Report how many lines hold the word "display"; give nothing but the number.

***** Stored records

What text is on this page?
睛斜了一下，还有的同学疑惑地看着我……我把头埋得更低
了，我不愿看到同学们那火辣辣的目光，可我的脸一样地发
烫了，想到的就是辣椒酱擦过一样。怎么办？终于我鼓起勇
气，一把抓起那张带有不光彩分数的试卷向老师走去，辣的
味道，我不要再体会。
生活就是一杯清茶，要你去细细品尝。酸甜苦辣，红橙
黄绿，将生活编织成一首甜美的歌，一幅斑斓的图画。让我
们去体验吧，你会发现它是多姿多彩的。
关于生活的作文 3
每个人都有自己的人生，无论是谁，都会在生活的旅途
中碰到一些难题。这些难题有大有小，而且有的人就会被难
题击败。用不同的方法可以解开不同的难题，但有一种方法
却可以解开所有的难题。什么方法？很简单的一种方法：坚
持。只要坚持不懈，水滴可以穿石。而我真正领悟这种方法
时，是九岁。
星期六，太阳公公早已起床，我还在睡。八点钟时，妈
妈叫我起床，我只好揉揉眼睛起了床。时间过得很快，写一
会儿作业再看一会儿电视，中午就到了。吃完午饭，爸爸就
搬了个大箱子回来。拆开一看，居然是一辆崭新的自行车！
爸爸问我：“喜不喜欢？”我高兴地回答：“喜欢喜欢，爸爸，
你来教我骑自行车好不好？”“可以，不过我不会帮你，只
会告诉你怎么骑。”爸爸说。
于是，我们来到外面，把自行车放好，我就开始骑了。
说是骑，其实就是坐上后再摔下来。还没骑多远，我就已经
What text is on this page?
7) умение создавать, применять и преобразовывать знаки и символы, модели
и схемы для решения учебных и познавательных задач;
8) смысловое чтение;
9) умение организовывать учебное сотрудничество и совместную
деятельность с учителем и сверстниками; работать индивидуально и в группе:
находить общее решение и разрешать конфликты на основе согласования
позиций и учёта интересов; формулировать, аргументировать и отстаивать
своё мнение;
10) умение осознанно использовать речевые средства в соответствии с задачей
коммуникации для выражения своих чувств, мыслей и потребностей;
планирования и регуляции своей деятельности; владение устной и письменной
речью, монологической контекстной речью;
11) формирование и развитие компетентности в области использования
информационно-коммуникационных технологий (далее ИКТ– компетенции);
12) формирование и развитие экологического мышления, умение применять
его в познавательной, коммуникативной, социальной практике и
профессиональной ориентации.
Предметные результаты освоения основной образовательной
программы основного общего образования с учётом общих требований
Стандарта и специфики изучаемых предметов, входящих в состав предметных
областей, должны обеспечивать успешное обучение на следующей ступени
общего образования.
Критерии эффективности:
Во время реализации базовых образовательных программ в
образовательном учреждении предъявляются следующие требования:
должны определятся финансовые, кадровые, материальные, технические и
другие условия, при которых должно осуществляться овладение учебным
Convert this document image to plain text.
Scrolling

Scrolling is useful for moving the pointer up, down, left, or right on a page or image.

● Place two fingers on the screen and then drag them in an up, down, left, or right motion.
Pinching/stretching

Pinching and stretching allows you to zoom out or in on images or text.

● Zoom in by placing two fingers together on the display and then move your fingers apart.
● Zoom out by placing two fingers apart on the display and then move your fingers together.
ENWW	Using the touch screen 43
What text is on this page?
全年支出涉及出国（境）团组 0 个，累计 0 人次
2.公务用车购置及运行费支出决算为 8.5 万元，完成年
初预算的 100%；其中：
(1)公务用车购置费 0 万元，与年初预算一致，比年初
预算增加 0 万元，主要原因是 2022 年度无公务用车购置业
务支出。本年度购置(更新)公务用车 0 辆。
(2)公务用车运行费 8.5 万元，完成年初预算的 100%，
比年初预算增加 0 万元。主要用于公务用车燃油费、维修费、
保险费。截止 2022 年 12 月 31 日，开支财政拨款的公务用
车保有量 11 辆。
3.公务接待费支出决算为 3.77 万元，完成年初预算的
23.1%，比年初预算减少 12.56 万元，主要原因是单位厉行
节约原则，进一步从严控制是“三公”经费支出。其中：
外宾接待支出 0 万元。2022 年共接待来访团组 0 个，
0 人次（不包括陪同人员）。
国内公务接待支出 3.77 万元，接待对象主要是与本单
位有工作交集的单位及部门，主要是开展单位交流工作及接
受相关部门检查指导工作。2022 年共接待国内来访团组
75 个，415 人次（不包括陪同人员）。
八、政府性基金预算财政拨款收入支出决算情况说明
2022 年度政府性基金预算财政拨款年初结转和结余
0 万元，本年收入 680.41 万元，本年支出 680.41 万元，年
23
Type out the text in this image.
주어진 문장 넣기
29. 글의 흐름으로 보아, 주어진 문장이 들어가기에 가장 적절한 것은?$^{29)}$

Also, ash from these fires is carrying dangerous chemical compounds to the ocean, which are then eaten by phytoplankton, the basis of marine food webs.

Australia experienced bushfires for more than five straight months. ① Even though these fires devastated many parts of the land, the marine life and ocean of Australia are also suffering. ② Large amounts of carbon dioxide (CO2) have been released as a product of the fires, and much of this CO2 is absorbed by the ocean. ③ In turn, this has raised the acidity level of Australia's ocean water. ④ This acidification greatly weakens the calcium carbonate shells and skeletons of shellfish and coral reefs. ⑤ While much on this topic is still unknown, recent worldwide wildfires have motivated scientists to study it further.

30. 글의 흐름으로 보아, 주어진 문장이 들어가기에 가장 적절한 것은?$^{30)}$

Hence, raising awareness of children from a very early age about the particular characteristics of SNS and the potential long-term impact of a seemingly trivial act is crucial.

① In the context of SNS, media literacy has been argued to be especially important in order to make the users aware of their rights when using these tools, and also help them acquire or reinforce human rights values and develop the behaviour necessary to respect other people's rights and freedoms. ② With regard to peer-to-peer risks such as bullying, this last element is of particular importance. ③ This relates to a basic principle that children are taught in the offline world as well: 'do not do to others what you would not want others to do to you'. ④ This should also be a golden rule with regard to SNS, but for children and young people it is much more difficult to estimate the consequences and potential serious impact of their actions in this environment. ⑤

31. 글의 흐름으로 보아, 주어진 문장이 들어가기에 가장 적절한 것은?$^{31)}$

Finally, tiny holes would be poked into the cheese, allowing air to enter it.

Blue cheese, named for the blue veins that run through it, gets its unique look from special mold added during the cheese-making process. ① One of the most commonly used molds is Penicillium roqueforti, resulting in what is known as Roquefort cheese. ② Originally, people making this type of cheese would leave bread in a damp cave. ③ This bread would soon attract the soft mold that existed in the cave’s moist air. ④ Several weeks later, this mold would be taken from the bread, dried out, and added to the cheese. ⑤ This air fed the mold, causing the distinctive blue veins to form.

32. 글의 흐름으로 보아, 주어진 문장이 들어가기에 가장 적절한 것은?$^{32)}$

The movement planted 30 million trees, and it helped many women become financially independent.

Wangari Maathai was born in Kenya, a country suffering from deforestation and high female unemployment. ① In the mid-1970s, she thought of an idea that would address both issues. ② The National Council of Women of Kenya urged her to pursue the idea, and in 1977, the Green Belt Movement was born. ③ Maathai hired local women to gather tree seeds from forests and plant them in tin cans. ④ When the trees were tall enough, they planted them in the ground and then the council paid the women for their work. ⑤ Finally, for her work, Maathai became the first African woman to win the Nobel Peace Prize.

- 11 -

**********

> _Solution to this exercise_:
2